* INFORMATION SUPPLIED
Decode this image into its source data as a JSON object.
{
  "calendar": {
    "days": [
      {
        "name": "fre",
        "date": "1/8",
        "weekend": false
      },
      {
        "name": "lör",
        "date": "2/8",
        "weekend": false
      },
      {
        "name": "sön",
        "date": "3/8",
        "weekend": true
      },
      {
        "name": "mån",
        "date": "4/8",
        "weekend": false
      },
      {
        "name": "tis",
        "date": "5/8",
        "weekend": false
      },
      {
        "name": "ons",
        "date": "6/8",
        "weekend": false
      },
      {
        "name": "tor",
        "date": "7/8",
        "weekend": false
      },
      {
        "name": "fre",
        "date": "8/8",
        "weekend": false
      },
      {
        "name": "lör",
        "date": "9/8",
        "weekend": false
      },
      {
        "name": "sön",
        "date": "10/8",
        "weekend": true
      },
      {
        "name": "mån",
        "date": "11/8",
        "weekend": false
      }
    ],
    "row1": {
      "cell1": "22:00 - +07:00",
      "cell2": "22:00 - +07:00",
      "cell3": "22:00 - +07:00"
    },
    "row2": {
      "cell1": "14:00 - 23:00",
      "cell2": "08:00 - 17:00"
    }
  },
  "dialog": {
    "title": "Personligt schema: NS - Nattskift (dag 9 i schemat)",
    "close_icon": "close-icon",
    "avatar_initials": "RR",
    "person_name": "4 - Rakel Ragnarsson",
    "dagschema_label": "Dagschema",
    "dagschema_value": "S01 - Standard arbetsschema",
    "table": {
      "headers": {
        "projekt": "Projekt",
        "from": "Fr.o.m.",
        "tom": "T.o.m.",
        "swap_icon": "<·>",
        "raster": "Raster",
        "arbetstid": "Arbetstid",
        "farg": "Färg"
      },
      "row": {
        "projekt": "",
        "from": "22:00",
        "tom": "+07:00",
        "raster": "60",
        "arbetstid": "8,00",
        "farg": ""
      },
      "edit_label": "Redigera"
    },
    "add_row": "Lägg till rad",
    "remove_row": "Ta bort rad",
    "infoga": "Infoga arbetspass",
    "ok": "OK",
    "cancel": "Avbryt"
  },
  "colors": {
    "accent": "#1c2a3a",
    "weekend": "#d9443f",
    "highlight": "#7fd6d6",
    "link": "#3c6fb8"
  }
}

* EXERCISE INSTRUCTIONS
Copy each entry exactly, with nothing added or dropped.

* RESULT BELOW
Decode this image into its source data as a JSON object.
{
  "calendar": {
    "days": [
      {
        "name": "fre",
        "date": "1/8",
        "weekend": false
      },
      {
        "name": "lör",
        "date": "2/8",
        "weekend": false
      },
      {
        "name": "sön",
        "date": "3/8",
        "weekend": true
      },
      {
        "name": "mån",
        "date": "4/8",
        "weekend": false
      },
      {
        "name": "tis",
        "date": "5/8",
        "weekend": false
      },
      {
        "name": "ons",
        "date": "6/8",
        "weekend": false
      },
      {
        "name": "tor",
        "date": "7/8",
        "weekend": false
      },
      {
        "name": "fre",
        "date": "8/8",
        "weekend": false
      },
      {
        "name": "lör",
        "date": "9/8",
        "weekend": false
      },
      {
        "name": "sön",
        "date": "10/8",
        "weekend": true
      },
      {
        "name": "mån",
        "date": "11/8",
        "weekend": false
      }
    ],
    "row1": {
      "cell1": "22:00 - +07:00",
      "cell2": "22:00 - +07:00",
      "cell3": "22:00 - +07:00"
    },
    "row2": {
      "cell1": "14:00 - 23:00",
      "cell2": "08:00 - 17:00"
    }
  },
  "dialog": {
    "title": "Personligt schema: NS - Nattskift (dag 9 i schemat)",
    "close_icon": "close-icon",
    "avatar_initials": "RR",
    "person_name": "4 - Rakel Ragnarsson",
    "dagschema_label": "Dagschema",
    "dagschema_value": "S01 - Standard arbetsschema",
    "table": {
      "headers": {
        "projekt": "Projekt",
        "from": "Fr.o.m.",
        "tom": "T.o.m.",
        "swap_icon": "<·>",
        "raster": "Raster",
        "arbetstid": "Arbetstid",
        "farg": "Färg"
      },
      "row": {
        "projekt": "",
        "from": "22:00",
        "tom": "+07:00",
        "raster": "60",
        "arbetstid": "8,00",
        "farg": ""
      },
      "edit_label": "Redigera"
    },
    "add_row": "Lägg till rad",
    "remove_row": "Ta bort rad",
    "infoga": "Infoga arbetspass",
    "ok": "OK",
    "cancel": "Avbryt"
  },
  "colors": {
    "accent": "#1c2a3a",
    "weekend": "#d9443f",
    "highlight": "#7fd6d6",
    "link": "#3c6fb8"
  }
}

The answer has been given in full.